GIVEN TASK:
Exactly as written, retype the listing below, omitting the pictures.
====
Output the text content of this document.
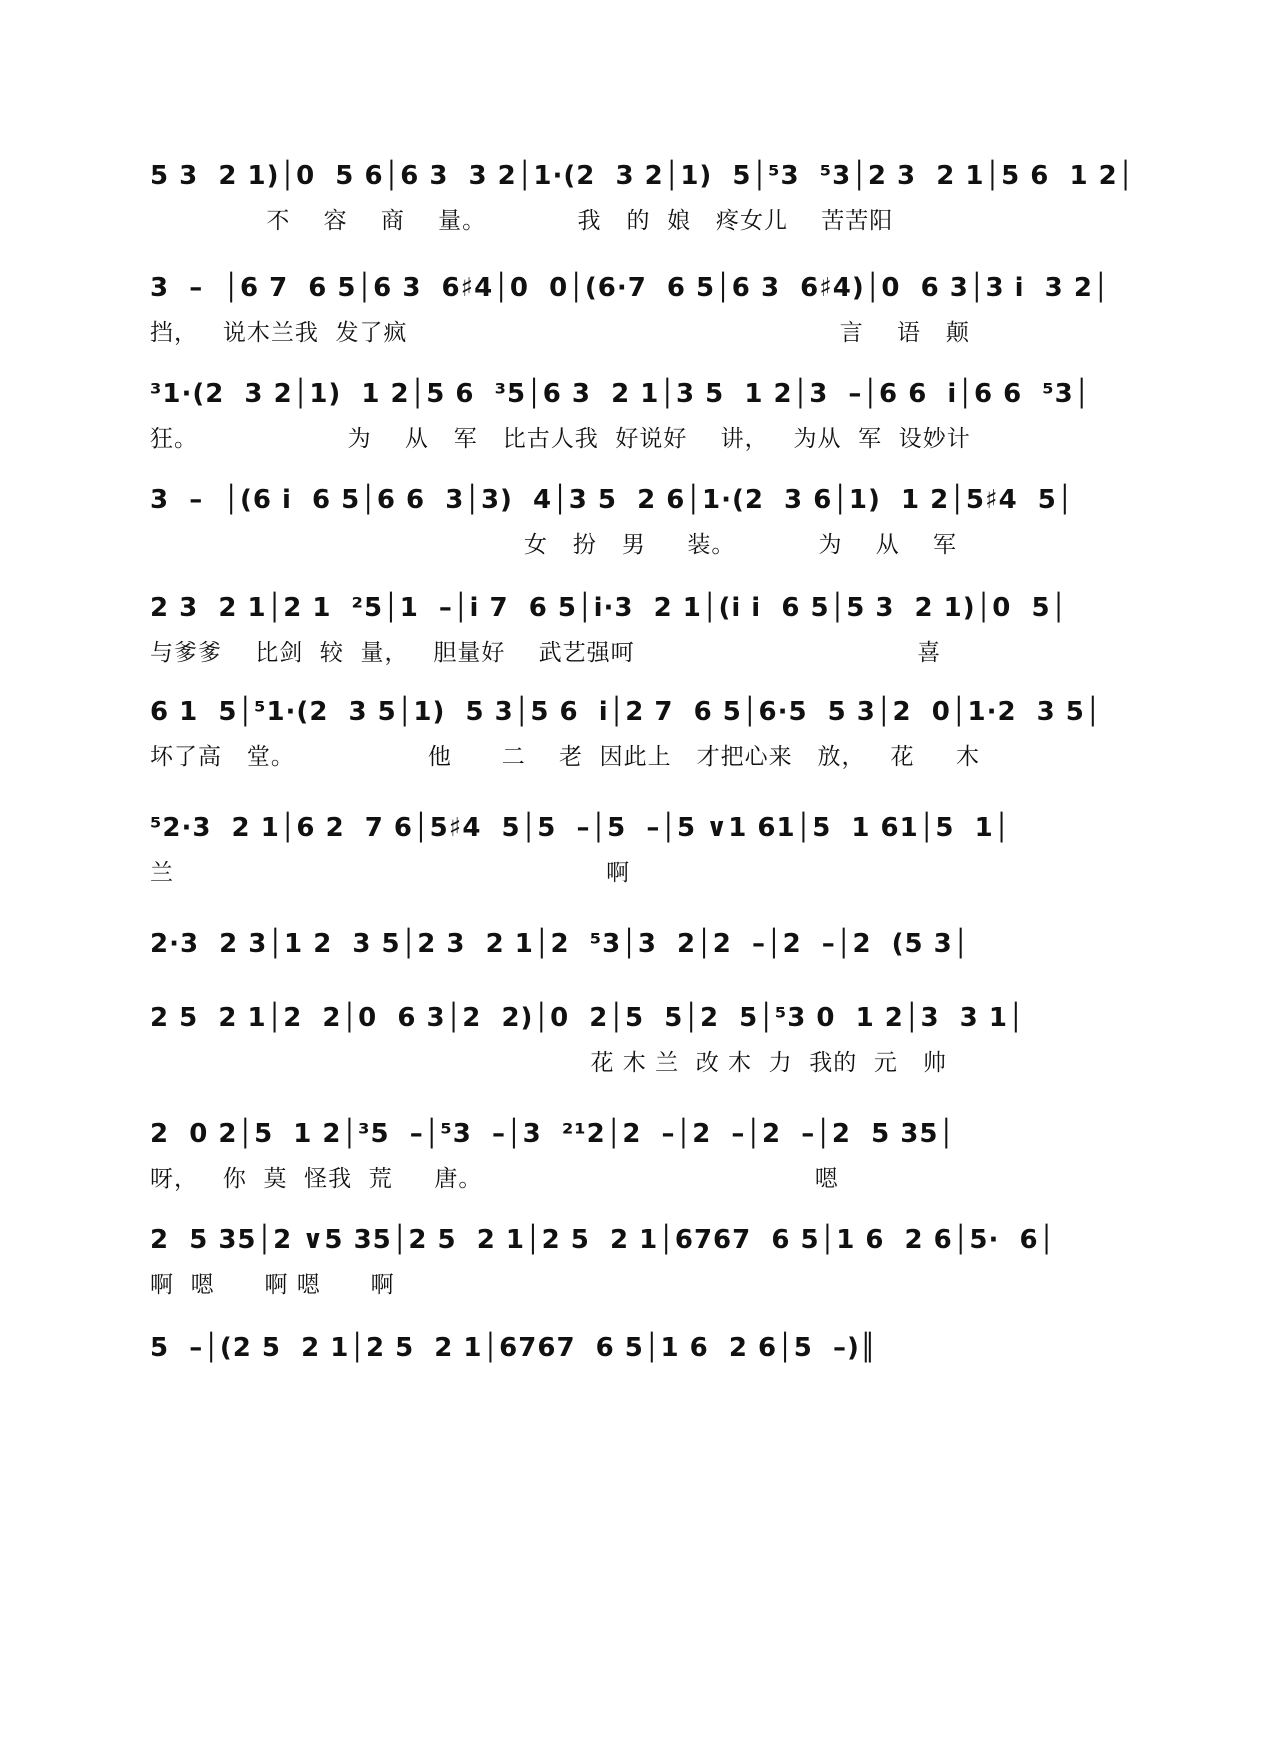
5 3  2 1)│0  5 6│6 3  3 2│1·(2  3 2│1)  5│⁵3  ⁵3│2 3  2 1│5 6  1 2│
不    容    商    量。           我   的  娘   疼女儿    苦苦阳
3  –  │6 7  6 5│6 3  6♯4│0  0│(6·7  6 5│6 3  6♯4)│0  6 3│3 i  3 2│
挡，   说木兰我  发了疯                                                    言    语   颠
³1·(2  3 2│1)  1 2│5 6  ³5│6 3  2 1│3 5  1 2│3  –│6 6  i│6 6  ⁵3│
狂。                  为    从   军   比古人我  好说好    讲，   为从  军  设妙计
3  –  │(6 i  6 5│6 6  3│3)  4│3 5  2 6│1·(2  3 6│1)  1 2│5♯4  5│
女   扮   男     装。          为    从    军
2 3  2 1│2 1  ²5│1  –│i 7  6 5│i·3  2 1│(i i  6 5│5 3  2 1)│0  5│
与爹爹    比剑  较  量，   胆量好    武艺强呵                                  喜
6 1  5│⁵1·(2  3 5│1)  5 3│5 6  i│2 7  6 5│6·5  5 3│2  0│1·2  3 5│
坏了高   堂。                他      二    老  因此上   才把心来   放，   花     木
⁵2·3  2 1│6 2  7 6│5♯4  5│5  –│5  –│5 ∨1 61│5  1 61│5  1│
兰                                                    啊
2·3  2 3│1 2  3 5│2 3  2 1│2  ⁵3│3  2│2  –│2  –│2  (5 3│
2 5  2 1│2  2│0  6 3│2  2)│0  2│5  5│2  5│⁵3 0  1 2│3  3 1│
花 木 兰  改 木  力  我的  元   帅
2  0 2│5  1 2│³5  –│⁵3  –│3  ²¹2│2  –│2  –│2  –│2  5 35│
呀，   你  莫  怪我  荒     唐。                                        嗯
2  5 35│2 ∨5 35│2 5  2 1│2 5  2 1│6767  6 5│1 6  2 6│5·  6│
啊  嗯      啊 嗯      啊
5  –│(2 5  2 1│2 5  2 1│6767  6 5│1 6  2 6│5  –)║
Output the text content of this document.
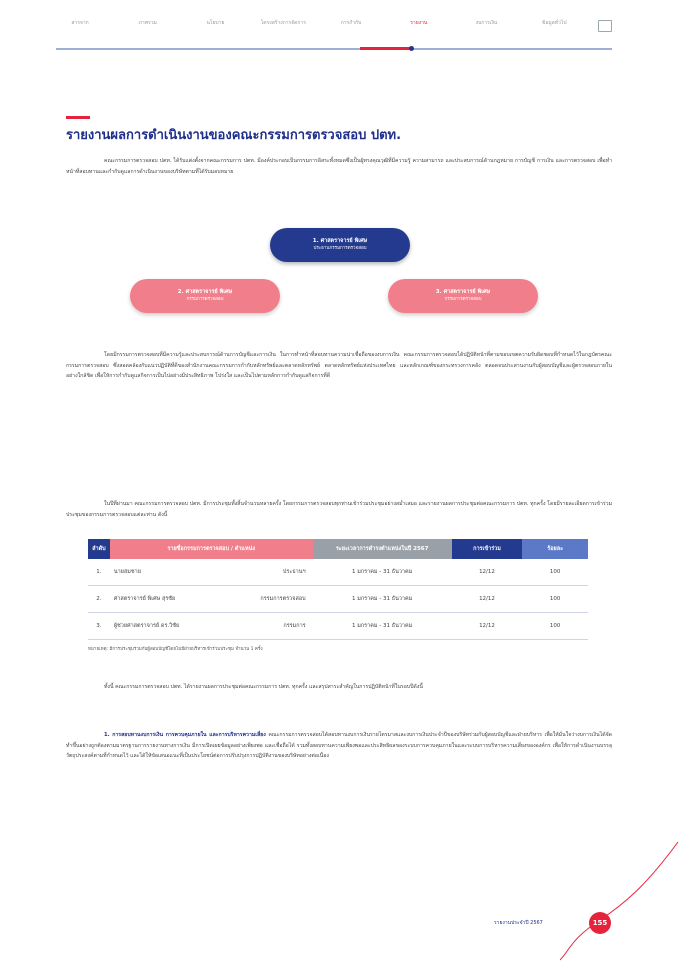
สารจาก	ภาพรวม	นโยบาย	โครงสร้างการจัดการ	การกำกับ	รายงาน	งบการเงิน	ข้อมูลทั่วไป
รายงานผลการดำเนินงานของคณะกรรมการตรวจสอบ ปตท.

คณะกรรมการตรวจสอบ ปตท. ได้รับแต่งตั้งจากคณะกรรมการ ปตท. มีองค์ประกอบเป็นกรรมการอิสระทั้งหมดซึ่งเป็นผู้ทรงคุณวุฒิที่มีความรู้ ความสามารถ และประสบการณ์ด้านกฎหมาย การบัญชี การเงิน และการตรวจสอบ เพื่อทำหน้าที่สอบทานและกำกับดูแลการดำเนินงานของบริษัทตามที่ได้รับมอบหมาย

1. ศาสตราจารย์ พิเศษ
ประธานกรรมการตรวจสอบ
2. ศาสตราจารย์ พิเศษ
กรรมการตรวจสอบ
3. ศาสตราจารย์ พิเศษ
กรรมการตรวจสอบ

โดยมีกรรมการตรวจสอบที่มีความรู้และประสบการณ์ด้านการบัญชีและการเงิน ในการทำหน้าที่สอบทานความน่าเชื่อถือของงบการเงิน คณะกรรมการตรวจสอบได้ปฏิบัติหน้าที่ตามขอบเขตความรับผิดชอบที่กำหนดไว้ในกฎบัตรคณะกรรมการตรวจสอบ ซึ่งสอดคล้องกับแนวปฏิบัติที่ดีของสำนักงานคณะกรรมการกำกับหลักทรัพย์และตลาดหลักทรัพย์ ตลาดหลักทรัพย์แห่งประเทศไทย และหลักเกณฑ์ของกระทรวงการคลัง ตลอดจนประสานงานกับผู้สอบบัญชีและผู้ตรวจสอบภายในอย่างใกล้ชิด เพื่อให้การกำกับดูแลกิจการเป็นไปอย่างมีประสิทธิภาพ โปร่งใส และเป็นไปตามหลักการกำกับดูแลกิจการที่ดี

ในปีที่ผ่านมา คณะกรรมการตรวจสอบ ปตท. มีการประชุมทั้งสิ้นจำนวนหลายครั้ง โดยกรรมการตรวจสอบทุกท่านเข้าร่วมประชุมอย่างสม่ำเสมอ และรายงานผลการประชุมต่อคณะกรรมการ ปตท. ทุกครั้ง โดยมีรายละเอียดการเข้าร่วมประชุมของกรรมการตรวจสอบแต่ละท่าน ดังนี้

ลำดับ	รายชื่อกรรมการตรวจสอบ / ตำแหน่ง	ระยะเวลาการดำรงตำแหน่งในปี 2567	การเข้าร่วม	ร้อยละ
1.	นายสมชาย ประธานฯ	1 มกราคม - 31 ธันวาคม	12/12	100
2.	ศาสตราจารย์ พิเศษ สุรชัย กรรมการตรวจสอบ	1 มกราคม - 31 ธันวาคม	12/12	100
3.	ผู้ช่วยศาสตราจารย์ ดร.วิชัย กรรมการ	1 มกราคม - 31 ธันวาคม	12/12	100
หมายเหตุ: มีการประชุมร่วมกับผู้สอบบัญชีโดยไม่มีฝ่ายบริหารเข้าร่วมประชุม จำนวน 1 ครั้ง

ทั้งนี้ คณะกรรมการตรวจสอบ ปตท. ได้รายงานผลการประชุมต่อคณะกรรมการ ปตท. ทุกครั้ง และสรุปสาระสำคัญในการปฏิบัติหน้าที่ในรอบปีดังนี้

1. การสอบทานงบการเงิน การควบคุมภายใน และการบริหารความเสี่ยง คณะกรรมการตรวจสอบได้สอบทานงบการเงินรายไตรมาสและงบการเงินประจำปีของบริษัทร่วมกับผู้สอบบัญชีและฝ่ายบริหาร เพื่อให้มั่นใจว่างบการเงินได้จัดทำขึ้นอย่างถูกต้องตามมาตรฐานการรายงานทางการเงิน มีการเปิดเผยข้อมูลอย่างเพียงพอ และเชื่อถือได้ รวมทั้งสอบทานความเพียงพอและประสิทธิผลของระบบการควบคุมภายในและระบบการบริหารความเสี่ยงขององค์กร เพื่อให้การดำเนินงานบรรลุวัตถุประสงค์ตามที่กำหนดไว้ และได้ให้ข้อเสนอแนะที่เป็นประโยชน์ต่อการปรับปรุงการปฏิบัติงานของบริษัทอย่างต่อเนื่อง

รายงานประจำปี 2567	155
====
RESULT OF THIS EXERCISE:
Output the text content of this document.
5 3  2 1)│0  5 6│6 3  3 2│1·(2  3 2│1)  5│⁵3  ⁵3│2 3  2 1│5 6  1 2│
不    容    商    量。           我   的  娘   疼女儿    苦苦阳
3  –  │6 7  6 5│6 3  6♯4│0  0│(6·7  6 5│6 3  6♯4)│0  6 3│3 i  3 2│
挡，   说木兰我  发了疯                                                    言    语   颠
³1·(2  3 2│1)  1 2│5 6  ³5│6 3  2 1│3 5  1 2│3  –│6 6  i│6 6  ⁵3│
狂。                  为    从   军   比古人我  好说好    讲，   为从  军  设妙计
3  –  │(6 i  6 5│6 6  3│3)  4│3 5  2 6│1·(2  3 6│1)  1 2│5♯4  5│
女   扮   男     装。          为    从    军
2 3  2 1│2 1  ²5│1  –│i 7  6 5│i·3  2 1│(i i  6 5│5 3  2 1)│0  5│
与爹爹    比剑  较  量，   胆量好    武艺强呵                                  喜
6 1  5│⁵1·(2  3 5│1)  5 3│5 6  i│2 7  6 5│6·5  5 3│2  0│1·2  3 5│
坏了高   堂。                他      二    老  因此上   才把心来   放，   花     木
⁵2·3  2 1│6 2  7 6│5♯4  5│5  –│5  –│5 ∨1 61│5  1 61│5  1│
兰                                                    啊
2·3  2 3│1 2  3 5│2 3  2 1│2  ⁵3│3  2│2  –│2  –│2  (5 3│
2 5  2 1│2  2│0  6 3│2  2)│0  2│5  5│2  5│⁵3 0  1 2│3  3 1│
花 木 兰  改 木  力  我的  元   帅
2  0 2│5  1 2│³5  –│⁵3  –│3  ²¹2│2  –│2  –│2  –│2  5 35│
呀，   你  莫  怪我  荒     唐。                                        嗯
2  5 35│2 ∨5 35│2 5  2 1│2 5  2 1│6767  6 5│1 6  2 6│5·  6│
啊  嗯      啊 嗯      啊
5  –│(2 5  2 1│2 5  2 1│6767  6 5│1 6  2 6│5  –)║
Output the text content of this document.
สารจาก	ภาพรวม	นโยบาย	โครงสร้างการจัดการ	การกำกับ	รายงาน	งบการเงิน	ข้อมูลทั่วไป
รายงานผลการดำเนินงานของคณะกรรมการตรวจสอบ ปตท.

คณะกรรมการตรวจสอบ ปตท. ได้รับแต่งตั้งจากคณะกรรมการ ปตท. มีองค์ประกอบเป็นกรรมการอิสระทั้งหมดซึ่งเป็นผู้ทรงคุณวุฒิที่มีความรู้ ความสามารถ และประสบการณ์ด้านกฎหมาย การบัญชี การเงิน และการตรวจสอบ เพื่อทำหน้าที่สอบทานและกำกับดูแลการดำเนินงานของบริษัทตามที่ได้รับมอบหมาย

1. ศาสตราจารย์ พิเศษ
ประธานกรรมการตรวจสอบ
2. ศาสตราจารย์ พิเศษ
กรรมการตรวจสอบ
3. ศาสตราจารย์ พิเศษ
กรรมการตรวจสอบ

โดยมีกรรมการตรวจสอบที่มีความรู้และประสบการณ์ด้านการบัญชีและการเงิน ในการทำหน้าที่สอบทานความน่าเชื่อถือของงบการเงิน คณะกรรมการตรวจสอบได้ปฏิบัติหน้าที่ตามขอบเขตความรับผิดชอบที่กำหนดไว้ในกฎบัตรคณะกรรมการตรวจสอบ ซึ่งสอดคล้องกับแนวปฏิบัติที่ดีของสำนักงานคณะกรรมการกำกับหลักทรัพย์และตลาดหลักทรัพย์ ตลาดหลักทรัพย์แห่งประเทศไทย และหลักเกณฑ์ของกระทรวงการคลัง ตลอดจนประสานงานกับผู้สอบบัญชีและผู้ตรวจสอบภายในอย่างใกล้ชิด เพื่อให้การกำกับดูแลกิจการเป็นไปอย่างมีประสิทธิภาพ โปร่งใส และเป็นไปตามหลักการกำกับดูแลกิจการที่ดี

ในปีที่ผ่านมา คณะกรรมการตรวจสอบ ปตท. มีการประชุมทั้งสิ้นจำนวนหลายครั้ง โดยกรรมการตรวจสอบทุกท่านเข้าร่วมประชุมอย่างสม่ำเสมอ และรายงานผลการประชุมต่อคณะกรรมการ ปตท. ทุกครั้ง โดยมีรายละเอียดการเข้าร่วมประชุมของกรรมการตรวจสอบแต่ละท่าน ดังนี้

ลำดับ	รายชื่อกรรมการตรวจสอบ / ตำแหน่ง	ระยะเวลาการดำรงตำแหน่งในปี 2567	การเข้าร่วม	ร้อยละ
1.	นายสมชาย ประธานฯ	1 มกราคม - 31 ธันวาคม	12/12	100
2.	ศาสตราจารย์ พิเศษ สุรชัย กรรมการตรวจสอบ	1 มกราคม - 31 ธันวาคม	12/12	100
3.	ผู้ช่วยศาสตราจารย์ ดร.วิชัย กรรมการ	1 มกราคม - 31 ธันวาคม	12/12	100
หมายเหตุ: มีการประชุมร่วมกับผู้สอบบัญชีโดยไม่มีฝ่ายบริหารเข้าร่วมประชุม จำนวน 1 ครั้ง

ทั้งนี้ คณะกรรมการตรวจสอบ ปตท. ได้รายงานผลการประชุมต่อคณะกรรมการ ปตท. ทุกครั้ง และสรุปสาระสำคัญในการปฏิบัติหน้าที่ในรอบปีดังนี้

1. การสอบทานงบการเงิน การควบคุมภายใน และการบริหารความเสี่ยง คณะกรรมการตรวจสอบได้สอบทานงบการเงินรายไตรมาสและงบการเงินประจำปีของบริษัทร่วมกับผู้สอบบัญชีและฝ่ายบริหาร เพื่อให้มั่นใจว่างบการเงินได้จัดทำขึ้นอย่างถูกต้องตามมาตรฐานการรายงานทางการเงิน มีการเปิดเผยข้อมูลอย่างเพียงพอ และเชื่อถือได้ รวมทั้งสอบทานความเพียงพอและประสิทธิผลของระบบการควบคุมภายในและระบบการบริหารความเสี่ยงขององค์กร เพื่อให้การดำเนินงานบรรลุวัตถุประสงค์ตามที่กำหนดไว้ และได้ให้ข้อเสนอแนะที่เป็นประโยชน์ต่อการปรับปรุงการปฏิบัติงานของบริษัทอย่างต่อเนื่อง

รายงานประจำปี 2567	155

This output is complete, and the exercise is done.